Task instructions ->
Examine each line of the data. Copy those that contain the string "文化广场建设项目".

:::

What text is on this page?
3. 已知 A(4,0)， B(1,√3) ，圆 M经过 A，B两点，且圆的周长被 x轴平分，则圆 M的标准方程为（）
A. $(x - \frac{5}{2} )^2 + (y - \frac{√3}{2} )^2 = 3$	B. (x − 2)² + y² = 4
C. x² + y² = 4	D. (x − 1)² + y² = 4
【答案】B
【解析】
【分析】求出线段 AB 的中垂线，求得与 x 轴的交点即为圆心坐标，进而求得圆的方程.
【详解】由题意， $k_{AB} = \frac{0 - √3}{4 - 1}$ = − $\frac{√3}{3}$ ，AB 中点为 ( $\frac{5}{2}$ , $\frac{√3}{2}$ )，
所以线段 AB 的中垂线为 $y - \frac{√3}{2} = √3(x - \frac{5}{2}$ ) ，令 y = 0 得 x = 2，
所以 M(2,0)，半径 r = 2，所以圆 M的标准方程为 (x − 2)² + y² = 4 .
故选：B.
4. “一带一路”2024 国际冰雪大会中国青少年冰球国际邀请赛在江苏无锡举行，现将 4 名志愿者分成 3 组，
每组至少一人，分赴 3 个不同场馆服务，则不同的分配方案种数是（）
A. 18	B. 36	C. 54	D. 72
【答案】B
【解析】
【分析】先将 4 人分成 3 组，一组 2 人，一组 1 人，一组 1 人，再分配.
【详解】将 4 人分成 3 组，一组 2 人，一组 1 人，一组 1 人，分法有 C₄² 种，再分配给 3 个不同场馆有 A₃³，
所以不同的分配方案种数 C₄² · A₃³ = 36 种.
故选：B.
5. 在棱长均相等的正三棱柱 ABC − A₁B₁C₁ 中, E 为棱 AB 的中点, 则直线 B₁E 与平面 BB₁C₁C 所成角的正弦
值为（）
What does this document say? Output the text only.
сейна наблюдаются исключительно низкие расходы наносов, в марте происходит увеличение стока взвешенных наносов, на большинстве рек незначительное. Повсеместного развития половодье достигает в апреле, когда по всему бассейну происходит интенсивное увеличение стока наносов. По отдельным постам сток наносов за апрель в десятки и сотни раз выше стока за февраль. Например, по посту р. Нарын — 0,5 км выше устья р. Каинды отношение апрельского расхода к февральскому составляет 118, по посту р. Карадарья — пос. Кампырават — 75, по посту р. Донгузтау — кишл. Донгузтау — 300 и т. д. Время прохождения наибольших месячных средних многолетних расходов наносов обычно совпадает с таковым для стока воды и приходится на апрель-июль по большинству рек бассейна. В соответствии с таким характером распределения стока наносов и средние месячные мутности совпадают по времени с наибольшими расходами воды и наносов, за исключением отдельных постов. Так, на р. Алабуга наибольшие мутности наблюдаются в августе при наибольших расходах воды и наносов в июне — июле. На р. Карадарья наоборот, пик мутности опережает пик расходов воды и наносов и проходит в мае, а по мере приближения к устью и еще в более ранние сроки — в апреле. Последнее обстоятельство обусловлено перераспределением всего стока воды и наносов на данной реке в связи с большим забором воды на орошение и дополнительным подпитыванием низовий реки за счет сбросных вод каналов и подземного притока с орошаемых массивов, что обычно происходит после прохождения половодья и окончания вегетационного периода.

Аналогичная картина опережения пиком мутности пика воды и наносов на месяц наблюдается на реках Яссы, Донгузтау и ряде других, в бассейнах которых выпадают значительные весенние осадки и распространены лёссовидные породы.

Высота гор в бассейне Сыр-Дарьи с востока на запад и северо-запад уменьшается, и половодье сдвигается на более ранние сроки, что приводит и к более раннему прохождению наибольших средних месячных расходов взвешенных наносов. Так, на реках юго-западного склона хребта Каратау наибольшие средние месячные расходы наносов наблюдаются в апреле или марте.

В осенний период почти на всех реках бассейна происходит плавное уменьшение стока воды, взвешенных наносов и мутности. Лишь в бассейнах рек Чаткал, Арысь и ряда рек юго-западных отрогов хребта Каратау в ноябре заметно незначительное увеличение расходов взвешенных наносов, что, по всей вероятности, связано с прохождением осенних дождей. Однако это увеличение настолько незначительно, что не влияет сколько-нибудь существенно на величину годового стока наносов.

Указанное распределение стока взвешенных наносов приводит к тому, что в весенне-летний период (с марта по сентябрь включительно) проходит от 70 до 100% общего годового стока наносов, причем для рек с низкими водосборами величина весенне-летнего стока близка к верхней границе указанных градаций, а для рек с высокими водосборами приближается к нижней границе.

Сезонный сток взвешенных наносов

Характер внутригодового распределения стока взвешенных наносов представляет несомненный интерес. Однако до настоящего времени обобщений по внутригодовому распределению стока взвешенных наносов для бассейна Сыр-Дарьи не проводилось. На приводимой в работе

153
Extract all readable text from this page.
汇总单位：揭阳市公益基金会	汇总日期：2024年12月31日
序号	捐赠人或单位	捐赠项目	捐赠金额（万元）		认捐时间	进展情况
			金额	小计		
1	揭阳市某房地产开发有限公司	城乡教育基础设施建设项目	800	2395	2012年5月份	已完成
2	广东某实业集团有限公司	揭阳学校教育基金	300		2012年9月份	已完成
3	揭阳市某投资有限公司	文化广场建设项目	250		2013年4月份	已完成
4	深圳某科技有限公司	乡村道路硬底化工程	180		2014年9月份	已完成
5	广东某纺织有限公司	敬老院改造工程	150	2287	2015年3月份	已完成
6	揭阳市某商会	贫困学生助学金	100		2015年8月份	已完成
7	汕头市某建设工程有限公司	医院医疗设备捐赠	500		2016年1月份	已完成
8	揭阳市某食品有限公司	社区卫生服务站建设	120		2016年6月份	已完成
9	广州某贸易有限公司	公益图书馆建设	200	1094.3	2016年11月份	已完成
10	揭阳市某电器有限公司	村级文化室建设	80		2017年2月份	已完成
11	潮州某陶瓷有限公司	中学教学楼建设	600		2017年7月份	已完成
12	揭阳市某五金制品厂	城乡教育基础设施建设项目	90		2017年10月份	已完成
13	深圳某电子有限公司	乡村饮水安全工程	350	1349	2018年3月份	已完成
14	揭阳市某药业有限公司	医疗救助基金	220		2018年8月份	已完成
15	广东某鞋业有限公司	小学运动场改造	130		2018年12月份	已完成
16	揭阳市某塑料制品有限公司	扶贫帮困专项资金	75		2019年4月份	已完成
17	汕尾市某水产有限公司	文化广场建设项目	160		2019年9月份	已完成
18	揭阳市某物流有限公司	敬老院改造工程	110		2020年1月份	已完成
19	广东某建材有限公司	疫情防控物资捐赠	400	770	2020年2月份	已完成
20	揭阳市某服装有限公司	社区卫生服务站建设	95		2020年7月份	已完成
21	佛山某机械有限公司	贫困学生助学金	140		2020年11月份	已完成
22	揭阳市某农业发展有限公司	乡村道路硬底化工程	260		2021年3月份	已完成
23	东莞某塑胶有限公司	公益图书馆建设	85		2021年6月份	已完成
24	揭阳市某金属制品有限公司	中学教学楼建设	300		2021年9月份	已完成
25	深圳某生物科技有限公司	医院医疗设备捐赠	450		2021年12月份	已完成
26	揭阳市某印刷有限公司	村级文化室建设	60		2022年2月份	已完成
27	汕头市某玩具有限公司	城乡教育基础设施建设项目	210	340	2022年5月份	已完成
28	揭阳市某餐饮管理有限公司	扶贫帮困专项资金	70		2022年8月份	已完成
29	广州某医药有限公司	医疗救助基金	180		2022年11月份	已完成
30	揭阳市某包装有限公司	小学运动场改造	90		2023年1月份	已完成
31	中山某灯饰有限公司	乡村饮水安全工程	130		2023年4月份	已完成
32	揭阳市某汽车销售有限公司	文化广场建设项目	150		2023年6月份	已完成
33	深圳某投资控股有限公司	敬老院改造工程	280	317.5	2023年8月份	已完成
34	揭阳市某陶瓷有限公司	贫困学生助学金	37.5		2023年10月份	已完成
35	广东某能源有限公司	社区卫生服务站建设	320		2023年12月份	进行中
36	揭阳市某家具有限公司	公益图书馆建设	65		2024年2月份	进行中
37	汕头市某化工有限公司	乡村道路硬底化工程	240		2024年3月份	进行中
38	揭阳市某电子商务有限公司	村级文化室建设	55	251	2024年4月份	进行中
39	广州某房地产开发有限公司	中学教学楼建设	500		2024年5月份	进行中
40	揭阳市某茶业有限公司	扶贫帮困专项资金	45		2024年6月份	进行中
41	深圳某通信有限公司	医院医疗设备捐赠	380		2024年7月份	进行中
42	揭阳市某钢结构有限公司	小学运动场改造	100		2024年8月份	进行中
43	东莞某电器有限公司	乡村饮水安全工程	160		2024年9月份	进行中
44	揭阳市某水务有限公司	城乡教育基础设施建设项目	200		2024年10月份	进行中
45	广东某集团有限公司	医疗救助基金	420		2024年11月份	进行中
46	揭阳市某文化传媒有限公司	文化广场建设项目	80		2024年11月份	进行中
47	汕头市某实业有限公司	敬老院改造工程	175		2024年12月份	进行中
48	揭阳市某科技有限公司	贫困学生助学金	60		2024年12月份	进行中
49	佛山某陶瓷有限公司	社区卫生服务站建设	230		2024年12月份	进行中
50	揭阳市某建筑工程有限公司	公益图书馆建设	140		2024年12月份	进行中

:::

Problem solution ->
3	揭阳市某投资有限公司	文化广场建设项目	250		2013年4月份	已完成
17	汕尾市某水产有限公司	文化广场建设项目	160		2019年9月份	已完成
32	揭阳市某汽车销售有限公司	文化广场建设项目	150		2023年6月份	已完成
46	揭阳市某文化传媒有限公司	文化广场建设项目	80		2024年11月份	进行中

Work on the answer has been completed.